§ EXERCISE: Retype all the entries word for word, but omit the pictures.

*** Opening of WORKING DATA ***

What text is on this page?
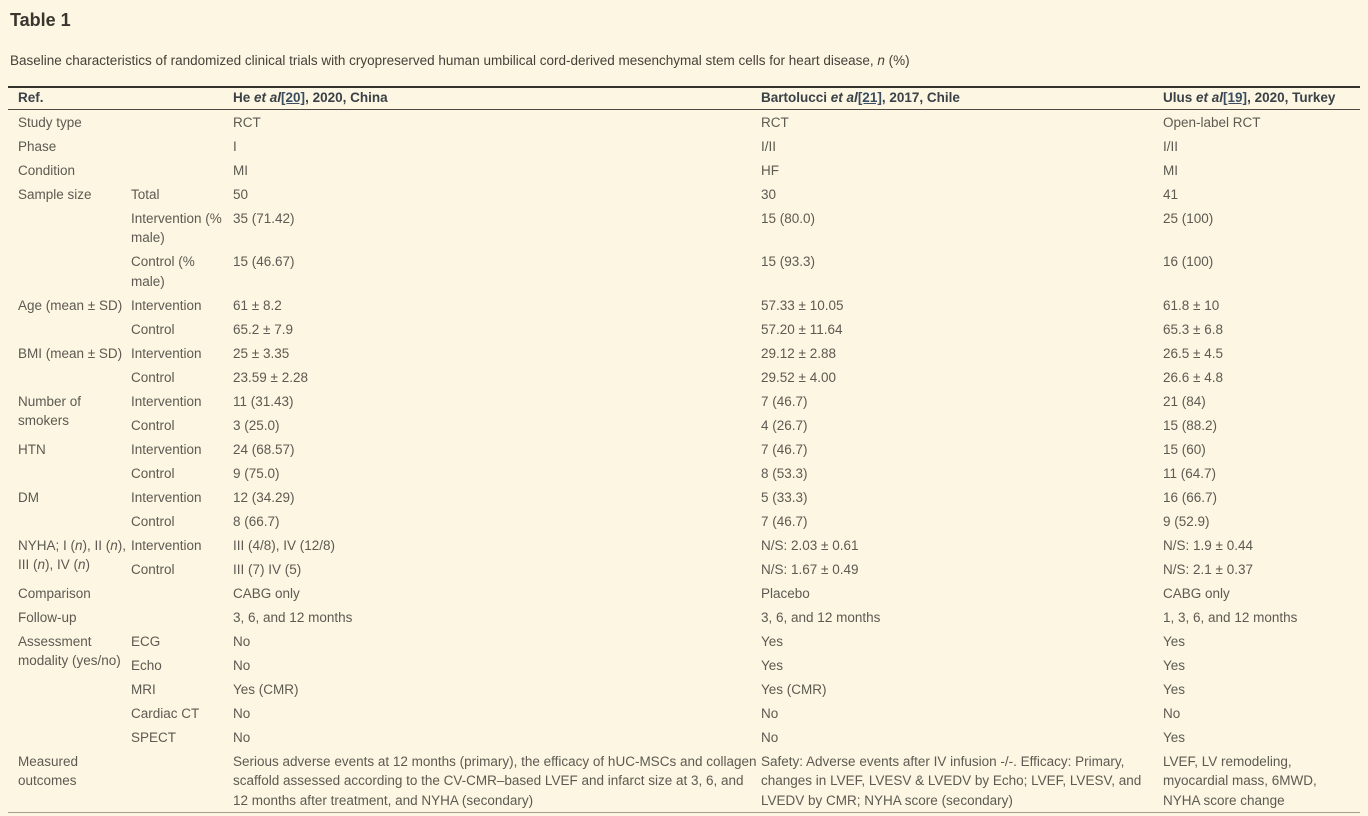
Table 1
Baseline characteristics of randomized clinical trials with cryopreserved human umbilical cord-derived mesenchymal stem cells for heart disease, n (%)
Ref.		He et al[20], 2020, China	Bartolucci et al[21], 2017, Chile	Ulus et al[19], 2020, Turkey
Study type		RCT	RCT	Open-label RCT
Phase		I	I/II	I/II
Condition		MI	HF	MI
Sample size	Total	50	30	41
	Intervention (% male)	35 (71.42)	15 (80.0)	25 (100)
	Control (% male)	15 (46.67)	15 (93.3)	16 (100)
Age (mean ± SD)	Intervention	61 ± 8.2	57.33 ± 10.05	61.8 ± 10
	Control	65.2 ± 7.9	57.20 ± 11.64	65.3 ± 6.8
BMI (mean ± SD)	Intervention	25 ± 3.35	29.12 ± 2.88	26.5 ± 4.5
	Control	23.59 ± 2.28	29.52 ± 4.00	26.6 ± 4.8
Number of smokers	Intervention	11 (31.43)	7 (46.7)	21 (84)
	Control	3 (25.0)	4 (26.7)	15 (88.2)
HTN	Intervention	24 (68.57)	7 (46.7)	15 (60)
	Control	9 (75.0)	8 (53.3)	11 (64.7)
DM	Intervention	12 (34.29)	5 (33.3)	16 (66.7)
	Control	8 (66.7)	7 (46.7)	9 (52.9)
NYHA; I (n), II (n),
III (n), IV (n)	Intervention	III (4/8), IV (12/8)	N/S: 2.03 ± 0.61	N/S: 1.9 ± 0.44
	Control	III (7) IV (5)	N/S: 1.67 ± 0.49	N/S: 2.1 ± 0.37
Comparison		CABG only	Placebo	CABG only
Follow-up		3, 6, and 12 months	3, 6, and 12 months	1, 3, 6, and 12 months
Assessment modality (yes/no)	ECG	No	Yes	Yes
	Echo	No	Yes	Yes
	MRI	Yes (CMR)	Yes (CMR)	Yes
	Cardiac CT	No	No	No
	SPECT	No	No	Yes
Measured outcomes		Serious adverse events at 12 months (primary), the efficacy of hUC-MSCs and collagen scaffold assessed according to the CV-CMR–based LVEF and infarct size at 3, 6, and 12 months after treatment, and NYHA (secondary)	Safety: Adverse events after IV infusion -/-. Efficacy: Primary, changes in LVEF, LVESV & LVEDV by Echo; LVEF, LVESV, and LVEDV by CMR; NYHA score (secondary)	LVEF, LV remodeling, myocardial mass, 6MWD, NYHA score change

*** Close of WORKING DATA ***

§ ANSWER TO THE EXERCISE:
What text is on this page?
Table 1
Baseline characteristics of randomized clinical trials with cryopreserved human umbilical cord-derived mesenchymal stem cells for heart disease, n (%)
Ref.		He et al[20], 2020, China	Bartolucci et al[21], 2017, Chile	Ulus et al[19], 2020, Turkey
Study type		RCT	RCT	Open-label RCT
Phase		I	I/II	I/II
Condition		MI	HF	MI
Sample size	Total	50	30	41
	Intervention (% male)	35 (71.42)	15 (80.0)	25 (100)
	Control (% male)	15 (46.67)	15 (93.3)	16 (100)
Age (mean ± SD)	Intervention	61 ± 8.2	57.33 ± 10.05	61.8 ± 10
	Control	65.2 ± 7.9	57.20 ± 11.64	65.3 ± 6.8
BMI (mean ± SD)	Intervention	25 ± 3.35	29.12 ± 2.88	26.5 ± 4.5
	Control	23.59 ± 2.28	29.52 ± 4.00	26.6 ± 4.8
Number of smokers	Intervention	11 (31.43)	7 (46.7)	21 (84)
	Control	3 (25.0)	4 (26.7)	15 (88.2)
HTN	Intervention	24 (68.57)	7 (46.7)	15 (60)
	Control	9 (75.0)	8 (53.3)	11 (64.7)
DM	Intervention	12 (34.29)	5 (33.3)	16 (66.7)
	Control	8 (66.7)	7 (46.7)	9 (52.9)
NYHA; I (n), II (n),
III (n), IV (n)	Intervention	III (4/8), IV (12/8)	N/S: 2.03 ± 0.61	N/S: 1.9 ± 0.44
	Control	III (7) IV (5)	N/S: 1.67 ± 0.49	N/S: 2.1 ± 0.37
Comparison		CABG only	Placebo	CABG only
Follow-up		3, 6, and 12 months	3, 6, and 12 months	1, 3, 6, and 12 months
Assessment modality (yes/no)	ECG	No	Yes	Yes
	Echo	No	Yes	Yes
	MRI	Yes (CMR)	Yes (CMR)	Yes
	Cardiac CT	No	No	No
	SPECT	No	No	Yes
Measured outcomes		Serious adverse events at 12 months (primary), the efficacy of hUC-MSCs and collagen scaffold assessed according to the CV-CMR–based LVEF and infarct size at 3, 6, and 12 months after treatment, and NYHA (secondary)	Safety: Adverse events after IV infusion -/-. Efficacy: Primary, changes in LVEF, LVESV & LVEDV by Echo; LVEF, LVESV, and LVEDV by CMR; NYHA score (secondary)	LVEF, LV remodeling, myocardial mass, 6MWD, NYHA score change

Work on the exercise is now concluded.